DATA:
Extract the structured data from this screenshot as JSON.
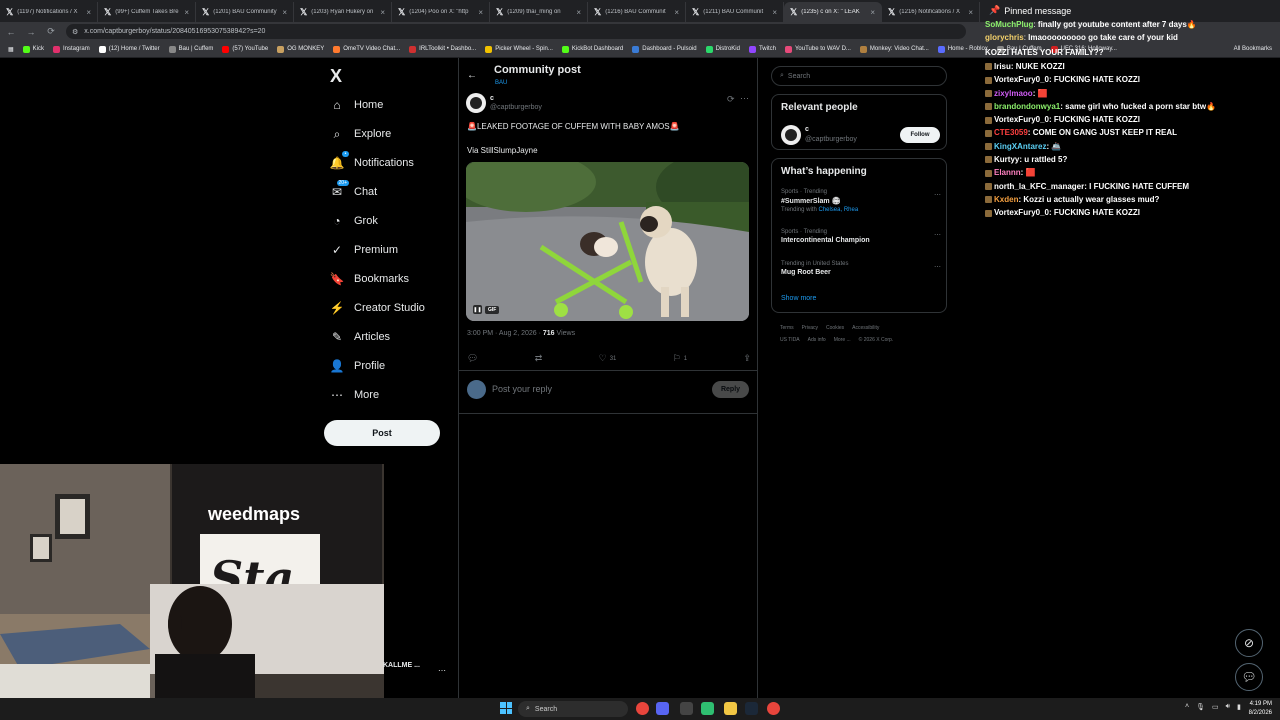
{
  "browser": {
    "tabs": [
      {
        "label": "(1197) Notifications / X",
        "active": false
      },
      {
        "label": "(99+) Cuffem Takes Bre",
        "active": false
      },
      {
        "label": "(1201) BAU Community",
        "active": false
      },
      {
        "label": "(1203) Ryan Hukery on",
        "active": false
      },
      {
        "label": "(1204) Poo on X: \"http",
        "active": false
      },
      {
        "label": "(1209) thai_ming on",
        "active": false
      },
      {
        "label": "(1216) BAU Communit",
        "active": false
      },
      {
        "label": "(1211) BAU Communit",
        "active": false
      },
      {
        "label": "(1235) c on X: \" LEAK",
        "active": true
      },
      {
        "label": "(1216) Notifications / X",
        "active": false
      }
    ],
    "url": "x.com/captburgerboy/status/2084051695307538942?s=20",
    "bookmarks": [
      {
        "label": "Kick",
        "color": "#53fc18"
      },
      {
        "label": "Instagram",
        "color": "#e1306c"
      },
      {
        "label": "(12) Home / Twitter",
        "color": "#ffffff"
      },
      {
        "label": "Bau | Cuffem",
        "color": "#888888"
      },
      {
        "label": "(57) YouTube",
        "color": "#ff0000"
      },
      {
        "label": "OG MONKEY",
        "color": "#c8a060"
      },
      {
        "label": "OmeTV Video Chat...",
        "color": "#ff7a2f"
      },
      {
        "label": "IRLToolkit • Dashbo...",
        "color": "#d03030"
      },
      {
        "label": "Picker Wheel - Spin...",
        "color": "#f2c200"
      },
      {
        "label": "KickBot Dashboard",
        "color": "#53fc18"
      },
      {
        "label": "Dashboard - Pulsoid",
        "color": "#3a7bd5"
      },
      {
        "label": "DistroKid",
        "color": "#2bd96b"
      },
      {
        "label": "Twitch",
        "color": "#9146ff"
      },
      {
        "label": "YouTube to WAV D...",
        "color": "#e64a7a"
      },
      {
        "label": "Monkey: Video Chat...",
        "color": "#b08040"
      },
      {
        "label": "Home - Roblox",
        "color": "#5a6cff"
      },
      {
        "label": "Bau | Cuffem",
        "color": "#888888"
      },
      {
        "label": "UFC 316: Holloway...",
        "color": "#d02020"
      }
    ],
    "all_bookmarks": "All Bookmarks"
  },
  "nav": {
    "logo": "X",
    "items": [
      {
        "label": "Home",
        "icon": "⌂",
        "badge": ""
      },
      {
        "label": "Explore",
        "icon": "⌕",
        "badge": ""
      },
      {
        "label": "Notifications",
        "icon": "🔔",
        "badge": "•"
      },
      {
        "label": "Chat",
        "icon": "✉",
        "badge": "20+"
      },
      {
        "label": "Grok",
        "icon": "◔",
        "badge": ""
      },
      {
        "label": "Premium",
        "icon": "✓",
        "badge": ""
      },
      {
        "label": "Bookmarks",
        "icon": "🔖",
        "badge": ""
      },
      {
        "label": "Creator Studio",
        "icon": "⚡",
        "badge": ""
      },
      {
        "label": "Articles",
        "icon": "✎",
        "badge": ""
      },
      {
        "label": "Profile",
        "icon": "👤",
        "badge": ""
      },
      {
        "label": "More",
        "icon": "⋯",
        "badge": ""
      }
    ],
    "post_label": "Post"
  },
  "post": {
    "header_title": "Community post",
    "header_sub": "BAU",
    "author_name": "c",
    "author_handle": "@captburgerboy",
    "text": "🚨LEAKED FOOTAGE OF CUFFEM WITH BABY AMOS🚨",
    "via": "Via StillSlumpJayne",
    "gif_label": "GIF",
    "timestamp": "3:00 PM · Aug 2, 2026 · ",
    "views_count": "716",
    "views_label": " Views",
    "likes": "31",
    "bookmarks": "1",
    "reply_placeholder": "Post your reply",
    "reply_button": "Reply"
  },
  "sidebar": {
    "search_placeholder": "Search",
    "relevant_title": "Relevant people",
    "person_name": "c",
    "person_handle": "@captburgerboy",
    "follow_label": "Follow",
    "happening_title": "What’s happening",
    "trends": [
      {
        "category": "Sports · Trending",
        "name": "#SummerSlam 🏟",
        "extra_prefix": "Trending with ",
        "extra_links": "Chelsea, Rhea"
      },
      {
        "category": "Sports · Trending",
        "name": "Intercontinental Champion",
        "extra_prefix": "",
        "extra_links": ""
      },
      {
        "category": "Trending in United States",
        "name": "Mug Root Beer",
        "extra_prefix": "",
        "extra_links": ""
      }
    ],
    "show_more": "Show more",
    "footer_links": [
      "Terms",
      "Privacy",
      "Cookies",
      "Accessibility",
      "US TIDA",
      "Ads info",
      "More ...",
      "© 2026 X Corp."
    ]
  },
  "chat": {
    "pinned_title": "Pinned message",
    "pinned_lines": [
      {
        "user": "SoMuchPlug",
        "user_color": "#8cf06c",
        "msg": "finally got youtube content after 7 days🔥"
      },
      {
        "user": "glorychris",
        "user_color": "#f5d26c",
        "msg": "lmaooooooooo go take care of your kid"
      },
      {
        "user": "",
        "user_color": "#ffffff",
        "msg": "KOZZI HATES YOUR FAMILY??"
      }
    ],
    "lines": [
      {
        "user": "lrisu",
        "user_color": "#ffffff",
        "msg": "NUKE KOZZI"
      },
      {
        "user": "VortexFury0_0",
        "user_color": "#ffffff",
        "msg": "FUCKING HATE KOZZI"
      },
      {
        "user": "zixylmaoo",
        "user_color": "#d05cf5",
        "msg": "🟥"
      },
      {
        "user": "brandondonwya1",
        "user_color": "#8cf06c",
        "msg": "same girl who fucked a porn star btw🔥"
      },
      {
        "user": "VortexFury0_0",
        "user_color": "#ffffff",
        "msg": "FUCKING HATE KOZZI"
      },
      {
        "user": "CTE3059",
        "user_color": "#ff4040",
        "msg": "COME ON GANG JUST KEEP IT REAL"
      },
      {
        "user": "KingXAntarez",
        "user_color": "#5cd0f5",
        "msg": "🚢"
      },
      {
        "user": "Kurtyy",
        "user_color": "#ffffff",
        "msg": "u rattled 5?"
      },
      {
        "user": "Elannn",
        "user_color": "#ff80c0",
        "msg": "🟥"
      },
      {
        "user": "north_la_KFC_manager",
        "user_color": "#ffffff",
        "msg": "I FUCKING HATE CUFFEM"
      },
      {
        "user": "Kxden",
        "user_color": "#f5a040",
        "msg": "Kozzi u actually wear glasses mud?"
      },
      {
        "user": "VortexFury0_0",
        "user_color": "#ffffff",
        "msg": "FUCKING HATE KOZZI"
      }
    ]
  },
  "webcam": {
    "banner_text": "weedmaps",
    "sign_text": "Sta",
    "caption_name": "KALLME ...",
    "caption_sub": "n"
  },
  "taskbar": {
    "search_label": "Search",
    "time": "4:19 PM",
    "date": "8/2/2026"
  }
}
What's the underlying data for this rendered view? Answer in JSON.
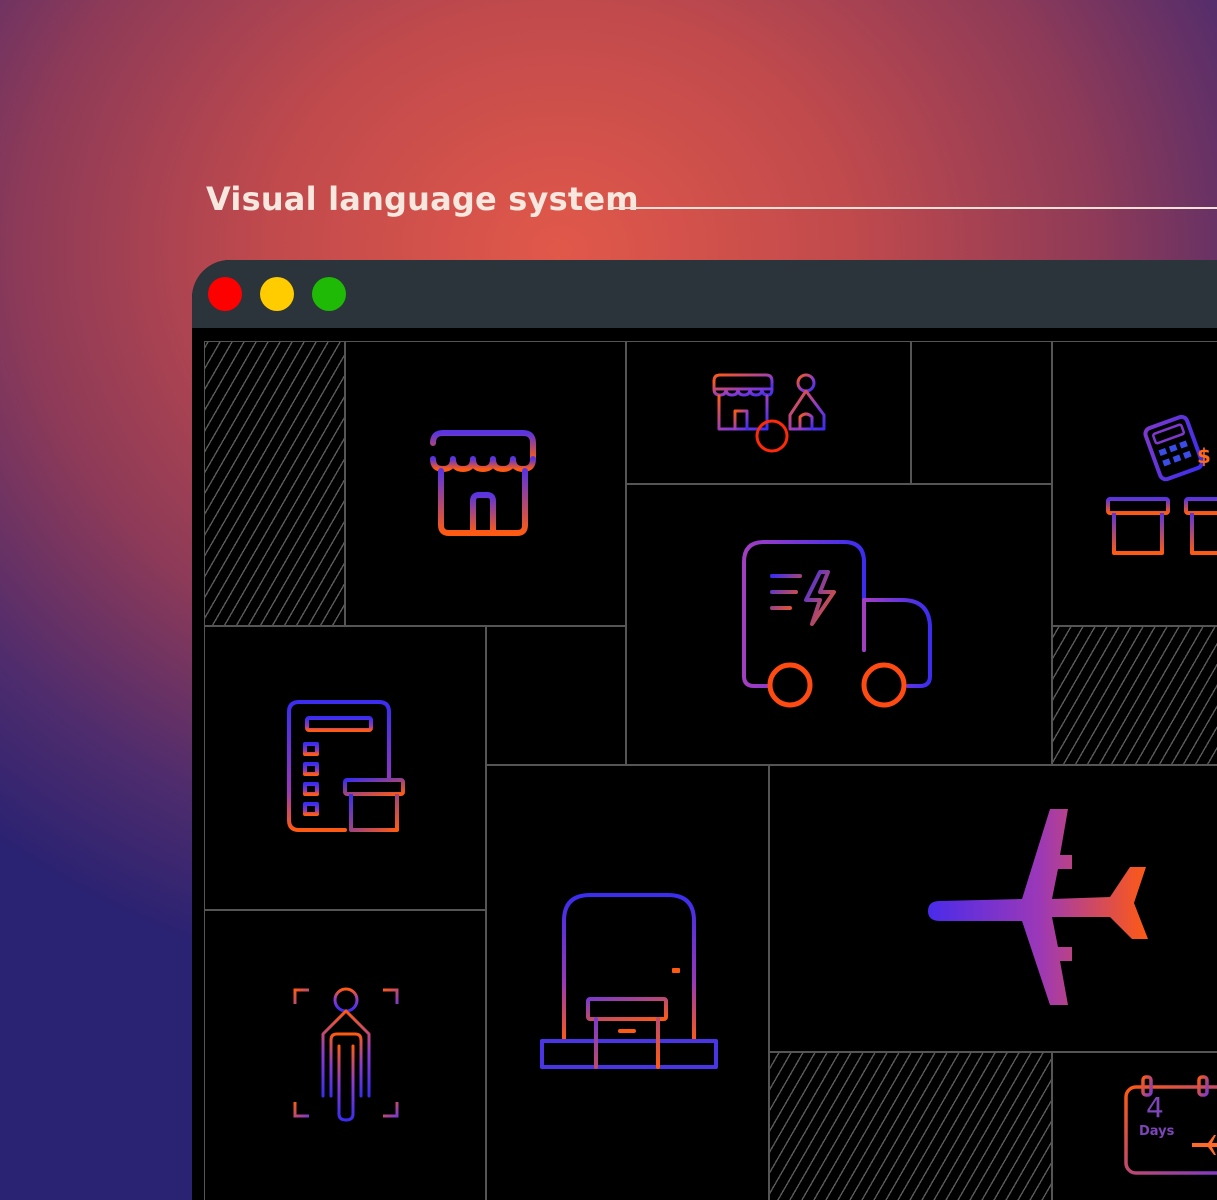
{
  "heading": {
    "text": "Visual language system"
  },
  "window": {
    "controls": [
      "close",
      "minimize",
      "maximize"
    ],
    "colors": {
      "close": "#ff0000",
      "minimize": "#ffcc00",
      "maximize": "#1fba05",
      "titlebar": "#2a343a"
    }
  },
  "palette": {
    "gradient_start": "#3b2df0",
    "gradient_mid": "#9b38b8",
    "gradient_end": "#ff5a12"
  },
  "icons": [
    "storefront-icon",
    "shop-and-user-icon",
    "delivery-truck-icon",
    "calculator-and-boxes-icon",
    "order-checklist-icon",
    "door-with-box-icon",
    "airplane-icon",
    "person-scan-icon",
    "delivery-calendar-icon"
  ],
  "calendar": {
    "number": "4",
    "unit": "Days"
  }
}
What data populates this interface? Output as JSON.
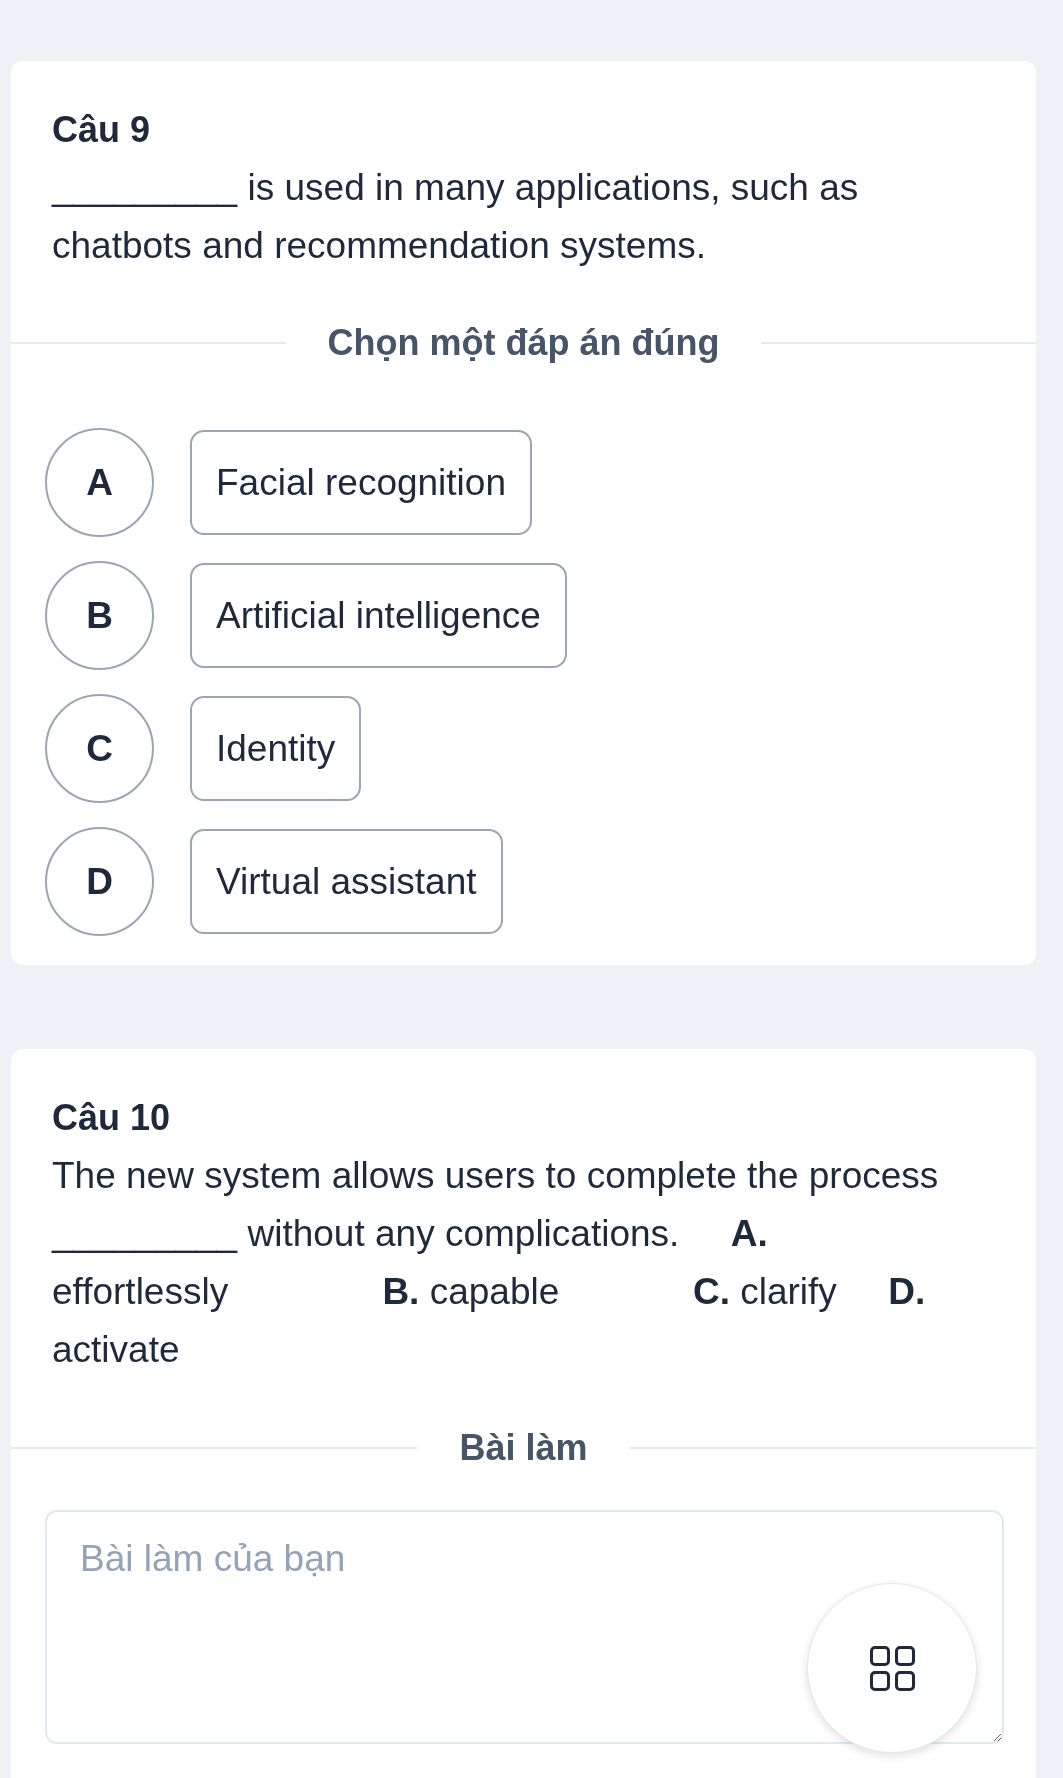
{
  "questions": [
    {
      "kind": "choice",
      "title": "Câu 9",
      "text": "_________ is used in many applications, such as chatbots and recommendation systems.",
      "divider": "Chọn một đáp án đúng",
      "options": [
        {
          "letter": "A",
          "text": "Facial recognition",
          "selected": false
        },
        {
          "letter": "B",
          "text": "Artificial intelligence",
          "selected": false
        },
        {
          "letter": "C",
          "text": "Identity",
          "selected": false
        },
        {
          "letter": "D",
          "text": "Virtual assistant",
          "selected": false
        }
      ]
    },
    {
      "kind": "essay",
      "title": "Câu 10",
      "text": "The new system allows users to complete the process _________ without any complications.     **A.** effortlessly               **B.** capable             **C.** clarify     **D.** activate",
      "divider": "Bài làm",
      "answer": {
        "placeholder": "Bài làm của bạn"
      }
    }
  ]
}
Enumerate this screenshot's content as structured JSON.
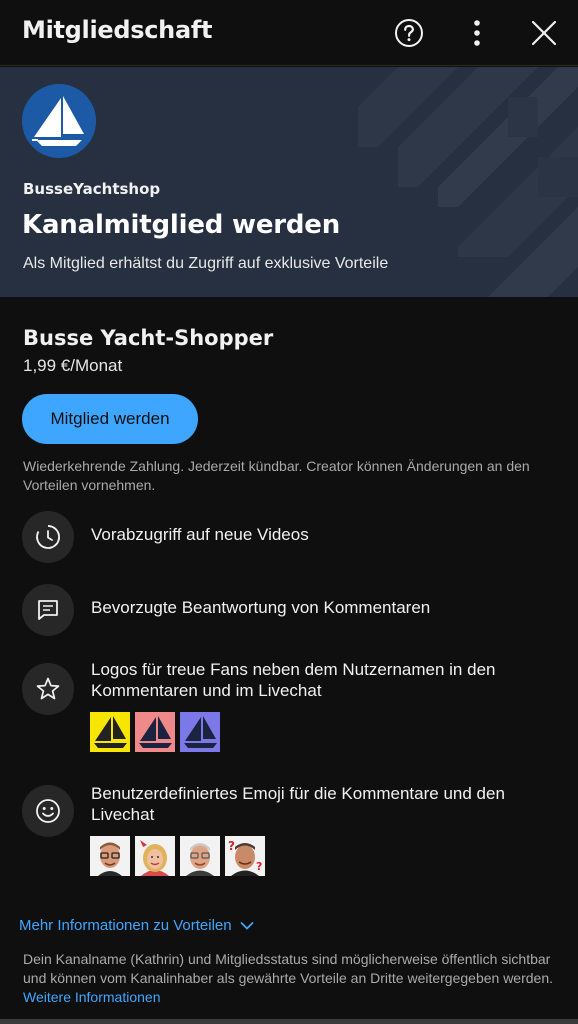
{
  "header": {
    "title": "Mitgliedschaft",
    "help_icon": "help-circle-icon",
    "more_icon": "more-vert-icon",
    "close_icon": "close-icon"
  },
  "hero": {
    "channel_name": "BusseYachtshop",
    "headline": "Kanalmitglied werden",
    "subtitle": "Als Mitglied erhältst du Zugriff auf exklusive Vorteile",
    "avatar_icon": "sailboat-logo",
    "colors": {
      "background": "#263040",
      "avatar": "#1d5aa6"
    }
  },
  "tier": {
    "name": "Busse Yacht-Shopper",
    "price": "1,99 €/Monat",
    "join_label": "Mitglied werden",
    "note": "Wiederkehrende Zahlung. Jederzeit kündbar. Creator können Änderungen an den Vorteilen vornehmen."
  },
  "perks": [
    {
      "icon": "early-access-clock-icon",
      "text": "Vorabzugriff auf neue Videos"
    },
    {
      "icon": "comment-icon",
      "text": "Bevorzugte Beantwortung von Kommentaren"
    },
    {
      "icon": "star-icon",
      "text": "Logos für treue Fans neben dem Nutzernamen in den Kommentaren und im Livechat"
    },
    {
      "icon": "smiley-icon",
      "text": "Benutzerdefiniertes Emoji für die Kommentare und den Livechat"
    }
  ],
  "badges": [
    {
      "name": "badge-yellow-sailboat",
      "color": "#f7e600"
    },
    {
      "name": "badge-pink-sailboat",
      "color": "#f08a8a"
    },
    {
      "name": "badge-purple-sailboat",
      "color": "#7b78e8"
    }
  ],
  "emojis": [
    "emoji-man-glasses",
    "emoji-woman-blonde",
    "emoji-man-grey",
    "emoji-man-question"
  ],
  "more_info": {
    "label": "Mehr Informationen zu Vorteilen",
    "icon": "chevron-down-icon"
  },
  "footer": {
    "text": "Dein Kanalname (Kathrin) und Mitgliedsstatus sind möglicherweise öffentlich sichtbar und können vom Kanalinhaber als gewährte Vorteile an Dritte weitergegeben werden.",
    "link": "Weitere Informationen"
  },
  "colors": {
    "accent": "#3ea6ff",
    "page_bg": "#0f0f0f",
    "icon_circle": "#272727"
  }
}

TASK TO CARRY OUT: Scan the material above. Extract every line in which the word "divider" occurs.

WRITTEN SOLUTION:
      "divider": "Chọn một đáp án đúng",
      "divider": "Bài làm",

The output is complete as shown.